■ **Extracted data entries**:
────────────────────

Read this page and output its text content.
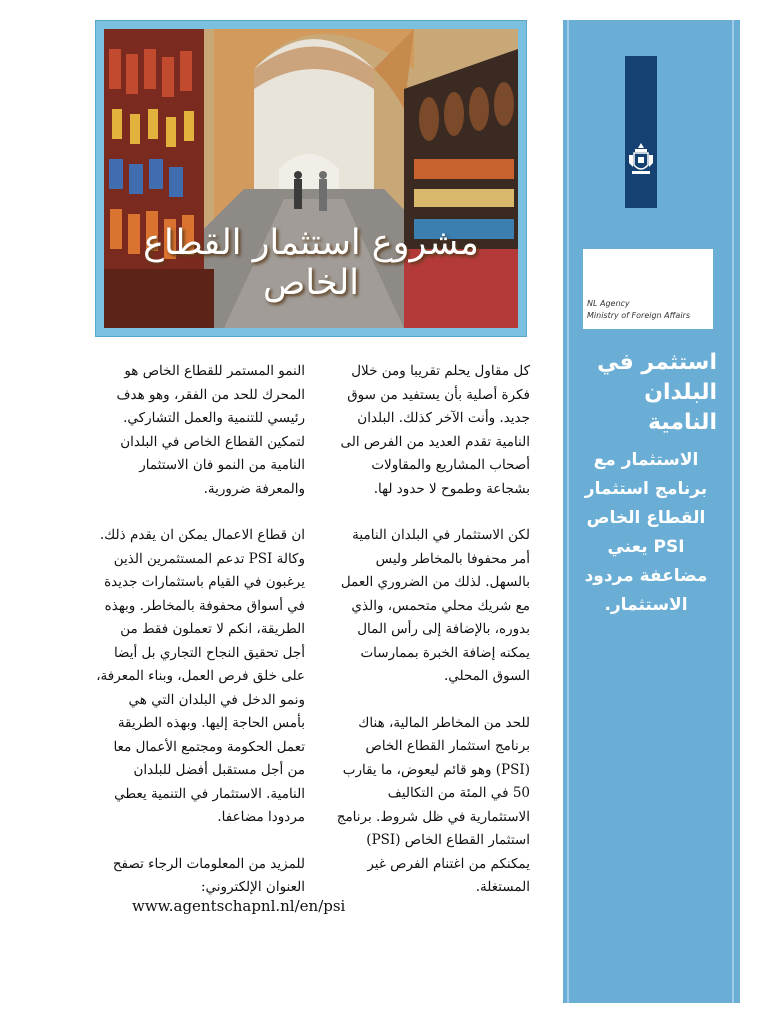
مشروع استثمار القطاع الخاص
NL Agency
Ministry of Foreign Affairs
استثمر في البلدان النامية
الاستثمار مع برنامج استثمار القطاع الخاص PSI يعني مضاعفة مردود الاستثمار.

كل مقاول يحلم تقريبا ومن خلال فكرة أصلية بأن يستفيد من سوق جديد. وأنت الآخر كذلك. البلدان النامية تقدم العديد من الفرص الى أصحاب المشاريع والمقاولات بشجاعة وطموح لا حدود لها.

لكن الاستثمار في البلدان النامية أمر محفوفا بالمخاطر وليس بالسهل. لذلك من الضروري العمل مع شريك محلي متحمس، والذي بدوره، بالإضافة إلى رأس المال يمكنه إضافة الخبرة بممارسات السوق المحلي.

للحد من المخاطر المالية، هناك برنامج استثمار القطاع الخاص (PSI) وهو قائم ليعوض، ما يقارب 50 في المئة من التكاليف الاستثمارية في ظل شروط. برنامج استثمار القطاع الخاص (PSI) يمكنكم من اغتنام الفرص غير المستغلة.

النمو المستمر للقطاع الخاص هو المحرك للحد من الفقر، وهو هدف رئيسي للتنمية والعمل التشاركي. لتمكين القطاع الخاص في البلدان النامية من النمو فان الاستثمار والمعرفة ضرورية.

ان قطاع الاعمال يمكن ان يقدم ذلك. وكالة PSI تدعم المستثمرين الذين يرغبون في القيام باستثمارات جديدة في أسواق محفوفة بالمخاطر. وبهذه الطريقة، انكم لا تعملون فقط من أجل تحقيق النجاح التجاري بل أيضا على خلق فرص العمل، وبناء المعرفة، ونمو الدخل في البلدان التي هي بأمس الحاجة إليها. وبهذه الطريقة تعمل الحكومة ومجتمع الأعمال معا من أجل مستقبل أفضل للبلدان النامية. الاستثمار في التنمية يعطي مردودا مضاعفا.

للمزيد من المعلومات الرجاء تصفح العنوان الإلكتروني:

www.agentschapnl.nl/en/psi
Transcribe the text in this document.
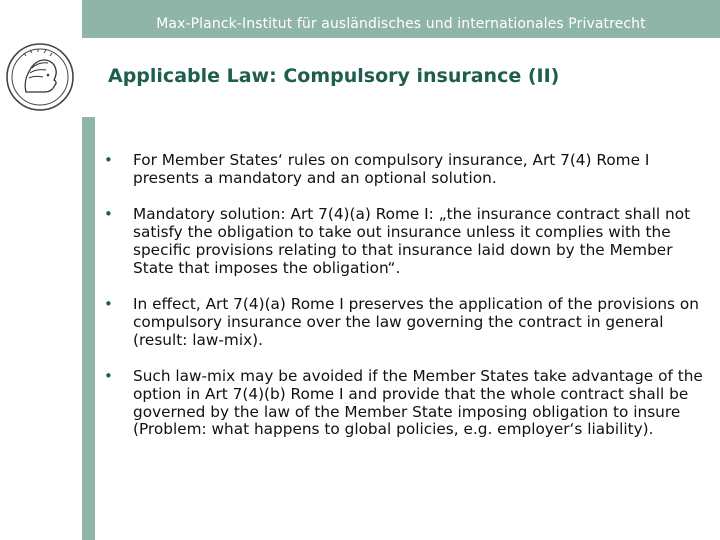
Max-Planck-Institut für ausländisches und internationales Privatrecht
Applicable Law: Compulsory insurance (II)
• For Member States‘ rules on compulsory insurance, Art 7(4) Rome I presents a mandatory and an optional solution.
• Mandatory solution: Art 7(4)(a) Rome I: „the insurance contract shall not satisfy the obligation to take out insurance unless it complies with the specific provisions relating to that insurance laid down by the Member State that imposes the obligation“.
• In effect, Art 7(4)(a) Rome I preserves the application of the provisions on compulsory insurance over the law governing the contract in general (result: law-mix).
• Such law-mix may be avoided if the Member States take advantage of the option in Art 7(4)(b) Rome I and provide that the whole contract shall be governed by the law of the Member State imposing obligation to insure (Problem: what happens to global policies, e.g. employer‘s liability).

────────────────────

■ **OBJECTIVE**: Above are several records. Count the lines among them that contain "text" and give only the total.

■ **EXPECTED ANSWER**: 2